● SET PROBLEM
Please reproduce every one of the rows below word for word, in the same order.

• • • •

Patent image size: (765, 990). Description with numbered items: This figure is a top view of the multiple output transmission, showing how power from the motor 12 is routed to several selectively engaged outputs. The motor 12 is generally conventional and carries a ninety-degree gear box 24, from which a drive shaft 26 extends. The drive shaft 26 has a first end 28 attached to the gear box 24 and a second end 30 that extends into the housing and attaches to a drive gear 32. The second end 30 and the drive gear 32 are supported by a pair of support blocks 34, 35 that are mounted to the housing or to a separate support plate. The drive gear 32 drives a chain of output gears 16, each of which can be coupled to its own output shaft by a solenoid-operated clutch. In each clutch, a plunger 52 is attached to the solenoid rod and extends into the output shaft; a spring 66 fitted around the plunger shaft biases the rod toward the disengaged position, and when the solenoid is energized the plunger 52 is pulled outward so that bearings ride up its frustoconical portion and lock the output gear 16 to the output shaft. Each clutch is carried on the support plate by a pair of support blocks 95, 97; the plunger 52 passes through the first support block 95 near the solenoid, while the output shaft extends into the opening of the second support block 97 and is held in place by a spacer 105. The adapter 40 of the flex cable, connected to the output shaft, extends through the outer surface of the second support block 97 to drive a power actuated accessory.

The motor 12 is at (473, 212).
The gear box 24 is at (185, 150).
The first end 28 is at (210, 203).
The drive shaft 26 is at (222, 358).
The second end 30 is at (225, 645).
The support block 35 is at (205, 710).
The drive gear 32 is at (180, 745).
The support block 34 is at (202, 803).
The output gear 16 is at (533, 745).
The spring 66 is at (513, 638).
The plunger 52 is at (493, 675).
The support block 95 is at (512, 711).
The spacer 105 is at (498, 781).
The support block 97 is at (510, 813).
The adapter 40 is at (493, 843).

• • • •

● THE RESULT
Patent image size: (765, 990). Description with numbered items: This figure is a top view of the multiple output transmission, showing how power from the motor 12 is routed to several selectively engaged outputs. The motor 12 is generally conventional and carries a ninety-degree gear box 24, from which a drive shaft 26 extends. The drive shaft 26 has a first end 28 attached to the gear box 24 and a second end 30 that extends into the housing and attaches to a drive gear 32. The second end 30 and the drive gear 32 are supported by a pair of support blocks 34, 35 that are mounted to the housing or to a separate support plate. The drive gear 32 drives a chain of output gears 16, each of which can be coupled to its own output shaft by a solenoid-operated clutch. In each clutch, a plunger 52 is attached to the solenoid rod and extends into the output shaft; a spring 66 fitted around the plunger shaft biases the rod toward the disengaged position, and when the solenoid is energized the plunger 52 is pulled outward so that bearings ride up its frustoconical portion and lock the output gear 16 to the output shaft. Each clutch is carried on the support plate by a pair of support blocks 95, 97; the plunger 52 passes through the first support block 95 near the solenoid, while the output shaft extends into the opening of the second support block 97 and is held in place by a spacer 105. The adapter 40 of the flex cable, connected to the output shaft, extends through the outer surface of the second support block 97 to drive a power actuated accessory.

The motor 12 is at (473, 212).
The gear box 24 is at (185, 150).
The first end 28 is at (210, 203).
The drive shaft 26 is at (222, 358).
The second end 30 is at (225, 645).
The support block 35 is at (205, 710).
The drive gear 32 is at (180, 745).
The support block 34 is at (202, 803).
The output gear 16 is at (533, 745).
The spring 66 is at (513, 638).
The plunger 52 is at (493, 675).
The support block 95 is at (512, 711).
The spacer 105 is at (498, 781).
The support block 97 is at (510, 813).
The adapter 40 is at (493, 843).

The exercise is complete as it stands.